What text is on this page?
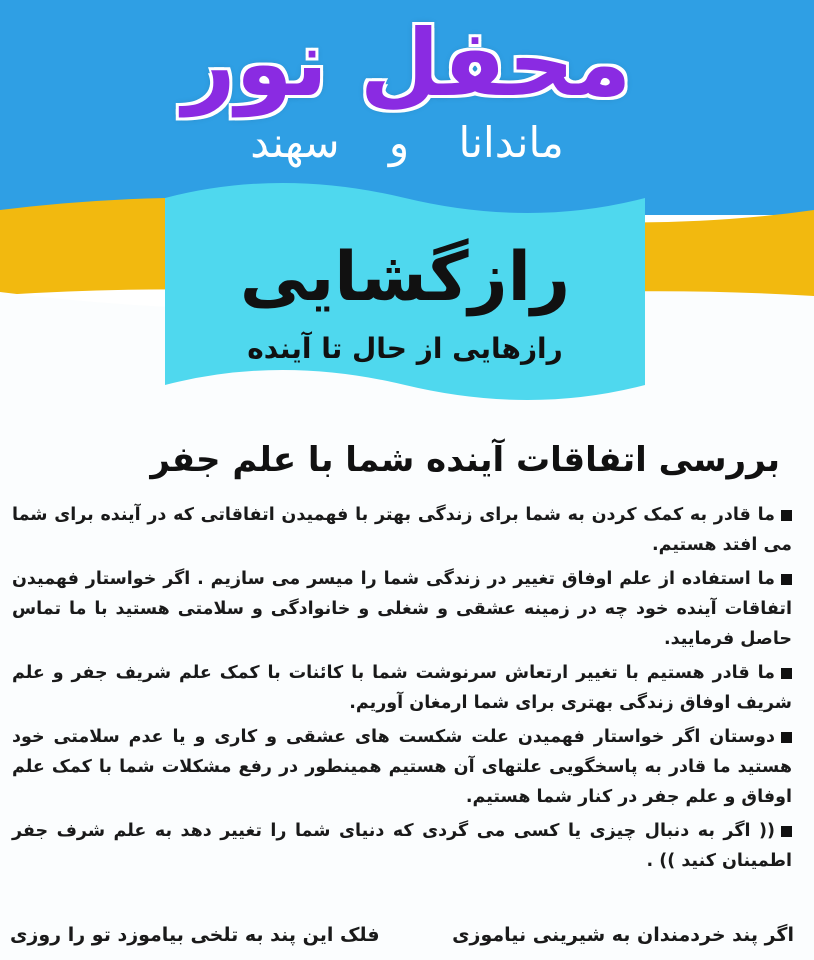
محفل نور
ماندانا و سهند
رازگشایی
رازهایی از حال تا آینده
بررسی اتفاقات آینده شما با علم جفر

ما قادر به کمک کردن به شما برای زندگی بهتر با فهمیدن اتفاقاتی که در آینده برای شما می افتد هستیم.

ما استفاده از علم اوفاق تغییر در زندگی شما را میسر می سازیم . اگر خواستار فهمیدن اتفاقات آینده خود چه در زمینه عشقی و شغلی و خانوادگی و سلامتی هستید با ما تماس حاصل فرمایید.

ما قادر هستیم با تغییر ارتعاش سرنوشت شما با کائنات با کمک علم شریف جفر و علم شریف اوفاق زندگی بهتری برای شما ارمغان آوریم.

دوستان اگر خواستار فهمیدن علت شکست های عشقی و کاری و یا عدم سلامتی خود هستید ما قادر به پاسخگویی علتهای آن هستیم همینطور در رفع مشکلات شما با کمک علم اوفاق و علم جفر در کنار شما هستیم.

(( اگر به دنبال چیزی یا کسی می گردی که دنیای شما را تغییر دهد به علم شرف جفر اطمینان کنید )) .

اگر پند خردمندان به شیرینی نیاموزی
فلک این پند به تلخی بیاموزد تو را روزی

---

AIM →
Extract every line of the data exactly; pictures stay out.

WRITTEN REPLY →
What text is on this page?
محفل نور
ماندانا و سهند
رازگشایی
رازهایی از حال تا آینده
بررسی اتفاقات آینده شما با علم جفر

ما قادر به کمک کردن به شما برای زندگی بهتر با فهمیدن اتفاقاتی که در آینده برای شما می افتد هستیم.

ما استفاده از علم اوفاق تغییر در زندگی شما را میسر می سازیم . اگر خواستار فهمیدن اتفاقات آینده خود چه در زمینه عشقی و شغلی و خانوادگی و سلامتی هستید با ما تماس حاصل فرمایید.

ما قادر هستیم با تغییر ارتعاش سرنوشت شما با کائنات با کمک علم شریف جفر و علم شریف اوفاق زندگی بهتری برای شما ارمغان آوریم.

دوستان اگر خواستار فهمیدن علت شکست های عشقی و کاری و یا عدم سلامتی خود هستید ما قادر به پاسخگویی علتهای آن هستیم همینطور در رفع مشکلات شما با کمک علم اوفاق و علم جفر در کنار شما هستیم.

(( اگر به دنبال چیزی یا کسی می گردی که دنیای شما را تغییر دهد به علم شرف جفر اطمینان کنید )) .

اگر پند خردمندان به شیرینی نیاموزی
فلک این پند به تلخی بیاموزد تو را روزی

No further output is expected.